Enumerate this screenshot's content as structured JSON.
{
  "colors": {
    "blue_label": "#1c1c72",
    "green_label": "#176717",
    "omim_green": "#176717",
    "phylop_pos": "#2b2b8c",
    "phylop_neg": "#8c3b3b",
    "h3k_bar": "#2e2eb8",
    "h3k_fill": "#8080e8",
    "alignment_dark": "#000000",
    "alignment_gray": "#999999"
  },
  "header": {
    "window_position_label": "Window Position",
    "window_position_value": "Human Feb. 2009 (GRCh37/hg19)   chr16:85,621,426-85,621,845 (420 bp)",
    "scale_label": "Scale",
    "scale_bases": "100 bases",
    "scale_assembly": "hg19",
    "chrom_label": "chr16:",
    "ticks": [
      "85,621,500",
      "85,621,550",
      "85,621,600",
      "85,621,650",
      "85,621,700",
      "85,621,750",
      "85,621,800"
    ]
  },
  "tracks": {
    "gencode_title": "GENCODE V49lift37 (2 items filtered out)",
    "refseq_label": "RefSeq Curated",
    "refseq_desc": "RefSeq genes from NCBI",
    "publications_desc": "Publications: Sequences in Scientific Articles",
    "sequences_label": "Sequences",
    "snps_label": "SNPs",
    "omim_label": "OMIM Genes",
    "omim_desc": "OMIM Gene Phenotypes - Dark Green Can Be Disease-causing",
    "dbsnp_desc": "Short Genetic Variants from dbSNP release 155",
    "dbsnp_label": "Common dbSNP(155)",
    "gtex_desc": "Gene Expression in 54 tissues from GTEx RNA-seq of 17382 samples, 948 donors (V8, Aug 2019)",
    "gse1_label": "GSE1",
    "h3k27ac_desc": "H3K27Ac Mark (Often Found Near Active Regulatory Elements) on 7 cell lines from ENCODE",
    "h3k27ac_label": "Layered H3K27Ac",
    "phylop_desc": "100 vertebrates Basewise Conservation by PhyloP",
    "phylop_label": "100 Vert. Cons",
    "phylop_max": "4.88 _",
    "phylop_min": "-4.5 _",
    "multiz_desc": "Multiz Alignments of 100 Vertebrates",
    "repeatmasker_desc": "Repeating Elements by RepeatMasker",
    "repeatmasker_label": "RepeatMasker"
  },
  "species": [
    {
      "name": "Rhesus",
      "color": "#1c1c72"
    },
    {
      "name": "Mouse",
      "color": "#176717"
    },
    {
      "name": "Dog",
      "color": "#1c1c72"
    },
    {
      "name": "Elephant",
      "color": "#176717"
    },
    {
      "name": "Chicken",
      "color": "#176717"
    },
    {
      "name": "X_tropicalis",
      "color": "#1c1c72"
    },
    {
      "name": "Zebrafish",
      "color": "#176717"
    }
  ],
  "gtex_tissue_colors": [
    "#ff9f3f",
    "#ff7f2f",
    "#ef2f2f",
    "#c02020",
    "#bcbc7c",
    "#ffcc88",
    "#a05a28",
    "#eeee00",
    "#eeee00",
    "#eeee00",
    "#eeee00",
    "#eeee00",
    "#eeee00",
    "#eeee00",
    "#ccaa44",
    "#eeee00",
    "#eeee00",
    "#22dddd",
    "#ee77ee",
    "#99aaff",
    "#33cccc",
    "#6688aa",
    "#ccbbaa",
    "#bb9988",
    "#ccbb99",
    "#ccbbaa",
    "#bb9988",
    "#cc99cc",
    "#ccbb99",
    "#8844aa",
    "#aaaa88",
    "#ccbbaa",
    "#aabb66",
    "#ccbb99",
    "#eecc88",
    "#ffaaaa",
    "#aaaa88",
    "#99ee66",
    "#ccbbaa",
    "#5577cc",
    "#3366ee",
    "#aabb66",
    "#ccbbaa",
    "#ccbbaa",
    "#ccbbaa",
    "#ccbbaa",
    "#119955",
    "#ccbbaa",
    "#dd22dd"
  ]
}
--- --- ---
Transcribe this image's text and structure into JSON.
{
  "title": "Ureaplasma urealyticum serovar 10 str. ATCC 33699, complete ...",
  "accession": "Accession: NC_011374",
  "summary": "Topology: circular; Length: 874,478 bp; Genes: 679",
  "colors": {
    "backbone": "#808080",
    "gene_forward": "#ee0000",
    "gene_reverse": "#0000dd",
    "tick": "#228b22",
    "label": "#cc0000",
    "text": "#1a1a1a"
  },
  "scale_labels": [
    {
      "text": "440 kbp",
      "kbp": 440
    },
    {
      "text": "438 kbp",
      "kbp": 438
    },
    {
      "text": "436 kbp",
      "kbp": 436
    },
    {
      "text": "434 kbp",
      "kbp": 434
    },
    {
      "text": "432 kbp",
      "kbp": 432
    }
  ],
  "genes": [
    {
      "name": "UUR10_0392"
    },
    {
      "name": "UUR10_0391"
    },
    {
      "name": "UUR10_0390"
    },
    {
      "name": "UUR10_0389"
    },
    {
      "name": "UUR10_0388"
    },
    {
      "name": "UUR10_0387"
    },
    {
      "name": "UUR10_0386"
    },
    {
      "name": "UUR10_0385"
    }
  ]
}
--- --- ---
▶ [About this task]
State how many lines of the records contain the word "Sequences". Give that number alone.

▶ [The answer]
2